*DIRECTIONS*
Copy every line of the following data that includes the string "this".

*SUPPLIED INFORMATION*

################

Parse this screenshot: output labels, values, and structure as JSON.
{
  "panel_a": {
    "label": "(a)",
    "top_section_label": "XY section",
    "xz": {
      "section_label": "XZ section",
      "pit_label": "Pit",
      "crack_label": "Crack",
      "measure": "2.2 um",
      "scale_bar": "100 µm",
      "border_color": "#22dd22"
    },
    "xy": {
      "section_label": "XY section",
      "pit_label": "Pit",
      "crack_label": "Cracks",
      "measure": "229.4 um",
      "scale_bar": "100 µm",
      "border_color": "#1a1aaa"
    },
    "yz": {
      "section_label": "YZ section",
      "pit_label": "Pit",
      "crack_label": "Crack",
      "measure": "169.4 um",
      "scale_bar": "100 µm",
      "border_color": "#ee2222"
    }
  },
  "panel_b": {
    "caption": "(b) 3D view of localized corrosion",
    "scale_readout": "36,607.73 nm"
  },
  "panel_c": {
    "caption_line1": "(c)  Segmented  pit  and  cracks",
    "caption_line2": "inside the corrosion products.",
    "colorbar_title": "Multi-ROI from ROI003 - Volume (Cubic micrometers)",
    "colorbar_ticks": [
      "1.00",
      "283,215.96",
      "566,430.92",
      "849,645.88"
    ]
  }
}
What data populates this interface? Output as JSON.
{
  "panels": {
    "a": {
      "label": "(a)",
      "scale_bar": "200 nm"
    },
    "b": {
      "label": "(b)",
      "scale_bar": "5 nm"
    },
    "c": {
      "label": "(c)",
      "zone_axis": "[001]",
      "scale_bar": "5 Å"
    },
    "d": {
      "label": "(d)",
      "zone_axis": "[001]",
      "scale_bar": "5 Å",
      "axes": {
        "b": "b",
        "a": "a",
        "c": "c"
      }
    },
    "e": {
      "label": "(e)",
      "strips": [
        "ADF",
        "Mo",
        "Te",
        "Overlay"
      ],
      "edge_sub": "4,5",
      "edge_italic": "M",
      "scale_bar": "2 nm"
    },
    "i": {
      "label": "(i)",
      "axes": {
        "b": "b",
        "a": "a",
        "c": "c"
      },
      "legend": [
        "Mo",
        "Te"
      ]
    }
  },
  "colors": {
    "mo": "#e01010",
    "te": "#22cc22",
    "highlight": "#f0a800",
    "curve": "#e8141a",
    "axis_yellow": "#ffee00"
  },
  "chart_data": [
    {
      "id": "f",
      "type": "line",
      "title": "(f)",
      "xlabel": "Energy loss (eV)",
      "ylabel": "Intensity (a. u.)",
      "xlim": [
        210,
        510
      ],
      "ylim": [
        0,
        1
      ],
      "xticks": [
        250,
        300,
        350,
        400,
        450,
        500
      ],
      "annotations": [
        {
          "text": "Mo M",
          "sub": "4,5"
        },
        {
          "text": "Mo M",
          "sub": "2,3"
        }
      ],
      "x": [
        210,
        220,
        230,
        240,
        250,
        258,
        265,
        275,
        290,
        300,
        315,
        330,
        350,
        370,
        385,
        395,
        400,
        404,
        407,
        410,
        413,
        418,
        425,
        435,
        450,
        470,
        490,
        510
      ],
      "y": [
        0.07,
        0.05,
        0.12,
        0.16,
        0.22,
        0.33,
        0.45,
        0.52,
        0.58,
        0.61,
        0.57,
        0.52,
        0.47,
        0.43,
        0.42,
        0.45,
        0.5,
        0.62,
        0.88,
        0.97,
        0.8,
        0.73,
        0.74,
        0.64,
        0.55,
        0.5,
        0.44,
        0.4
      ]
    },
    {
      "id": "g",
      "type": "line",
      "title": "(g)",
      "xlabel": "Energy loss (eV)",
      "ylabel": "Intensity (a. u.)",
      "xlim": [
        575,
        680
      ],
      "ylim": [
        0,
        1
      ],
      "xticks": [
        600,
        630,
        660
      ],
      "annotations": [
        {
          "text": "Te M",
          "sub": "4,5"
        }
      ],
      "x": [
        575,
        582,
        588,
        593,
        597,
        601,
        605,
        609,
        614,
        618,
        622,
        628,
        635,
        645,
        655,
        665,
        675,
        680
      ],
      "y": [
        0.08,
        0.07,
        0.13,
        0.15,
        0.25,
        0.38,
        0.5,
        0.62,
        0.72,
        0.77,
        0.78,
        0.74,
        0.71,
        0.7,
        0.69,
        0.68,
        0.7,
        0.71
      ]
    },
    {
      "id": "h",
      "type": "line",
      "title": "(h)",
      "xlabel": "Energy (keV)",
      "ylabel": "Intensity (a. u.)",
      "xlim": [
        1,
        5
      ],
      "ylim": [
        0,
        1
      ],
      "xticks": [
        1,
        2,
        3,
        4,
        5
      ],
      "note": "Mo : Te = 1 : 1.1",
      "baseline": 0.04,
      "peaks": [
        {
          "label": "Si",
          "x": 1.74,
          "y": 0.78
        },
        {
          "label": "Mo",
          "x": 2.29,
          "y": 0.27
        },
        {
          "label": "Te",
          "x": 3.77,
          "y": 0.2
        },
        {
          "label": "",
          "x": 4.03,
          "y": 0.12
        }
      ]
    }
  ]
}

################

*EXPECTED OUTPUT*
Parse this screenshot: output labels, values, and structure as JSON.
What data populates this interface? Output as JSON.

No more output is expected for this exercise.